··· Provided data ···

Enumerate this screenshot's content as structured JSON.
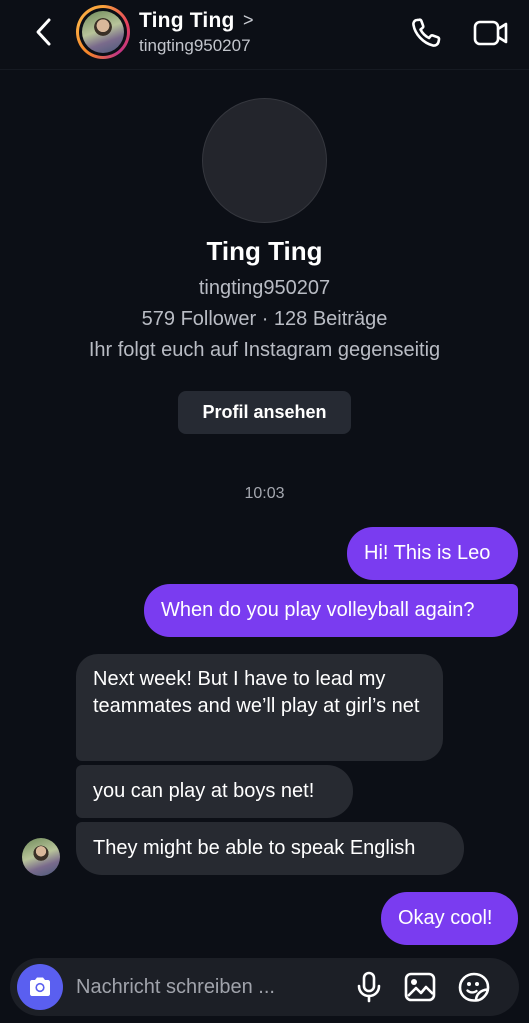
{
  "header": {
    "name": "Ting Ting",
    "chevron": ">",
    "username": "tingting950207",
    "icons": {
      "back": "chevron-left-icon",
      "call": "phone-icon",
      "video": "video-camera-icon"
    }
  },
  "profile": {
    "name": "Ting Ting",
    "username": "tingting950207",
    "stats": "579 Follower · 128 Beiträge",
    "mutual": "Ihr folgt euch auf Instagram gegenseitig",
    "view_profile_button": "Profil ansehen"
  },
  "conversation": {
    "timestamp": "10:03",
    "messages": [
      {
        "sender": "me",
        "text": "Hi! This is Leo"
      },
      {
        "sender": "me",
        "text": "When do you play volleyball again?"
      },
      {
        "sender": "them",
        "text": "Next week!  But I have to lead my teammates and we’ll play at girl’s net"
      },
      {
        "sender": "them",
        "text": "you can play at boys net!"
      },
      {
        "sender": "them",
        "text": "They might be able to speak English"
      },
      {
        "sender": "me",
        "text": "Okay cool!"
      }
    ]
  },
  "composer": {
    "placeholder": "Nachricht schreiben ...",
    "icons": {
      "camera": "camera-icon",
      "mic": "microphone-icon",
      "gallery": "image-icon",
      "sticker": "sticker-icon"
    }
  },
  "colors": {
    "background": "#0c0f16",
    "outgoing_bubble": "#7a3cf0",
    "incoming_bubble": "#272a31",
    "camera_button": "#5a5ff0"
  }
}
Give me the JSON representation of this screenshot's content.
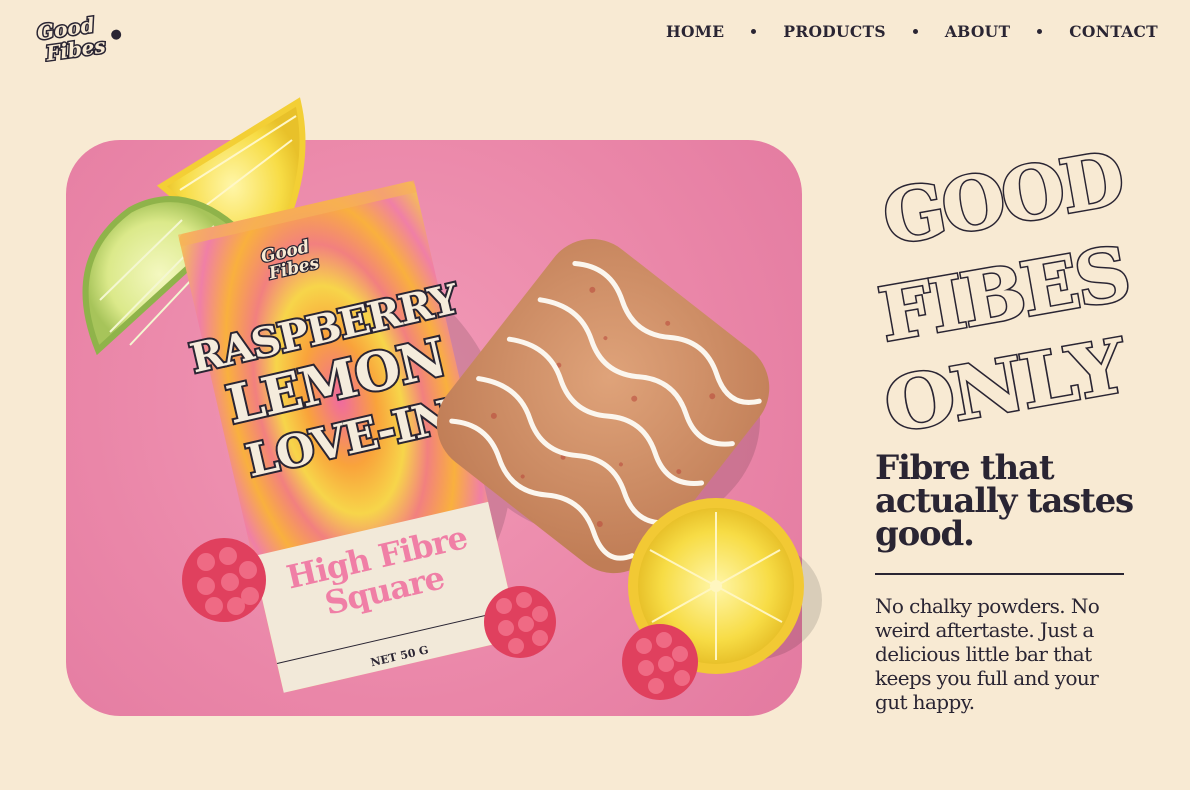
{
  "brand": {
    "logo_line1": "Good",
    "logo_line2": "Fibes"
  },
  "nav": {
    "items": [
      "HOME",
      "PRODUCTS",
      "ABOUT",
      "CONTACT"
    ]
  },
  "hero": {
    "pack": {
      "brand_line1": "Good",
      "brand_line2": "Fibes",
      "flavor_line1": "RASPBERRY",
      "flavor_line2": "LEMON",
      "flavor_line3": "LOVE-IN",
      "product_line1": "High Fibre",
      "product_line2": "Square",
      "net_weight": "NET 50 G"
    }
  },
  "headline": {
    "line1": "GOOD",
    "line2": "FIBES",
    "line3": "ONLY"
  },
  "tagline": "Fibre that actually tastes good.",
  "body": "No chalky powders. No weird aftertaste. Just a delicious little bar that keeps you full and your gut happy.",
  "colors": {
    "background": "#f8ead3",
    "ink": "#2a2533",
    "pink_panel": "#ea86a8",
    "pack_pink": "#f07fa6",
    "lemon": "#f5d43a",
    "raspberry": "#e0405e"
  }
}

···

How many of these lines contain "text"? Write only the number.

6